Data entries
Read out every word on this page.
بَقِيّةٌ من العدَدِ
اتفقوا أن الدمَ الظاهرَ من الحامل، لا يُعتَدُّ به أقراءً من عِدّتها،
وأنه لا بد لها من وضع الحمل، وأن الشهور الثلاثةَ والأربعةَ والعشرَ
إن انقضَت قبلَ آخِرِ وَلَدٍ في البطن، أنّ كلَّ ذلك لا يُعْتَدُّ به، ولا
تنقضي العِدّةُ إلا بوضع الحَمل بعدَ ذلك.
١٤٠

Stated problem: Please repeat the listing above in full and exactly.

Final answer:
Read out every word on this page.
بَقِيّةٌ من العدَدِ
اتفقوا أن الدمَ الظاهرَ من الحامل، لا يُعتَدُّ به أقراءً من عِدّتها،
وأنه لا بد لها من وضع الحمل، وأن الشهور الثلاثةَ والأربعةَ والعشرَ
إن انقضَت قبلَ آخِرِ وَلَدٍ في البطن، أنّ كلَّ ذلك لا يُعْتَدُّ به، ولا
تنقضي العِدّةُ إلا بوضع الحَمل بعدَ ذلك.
١٤٠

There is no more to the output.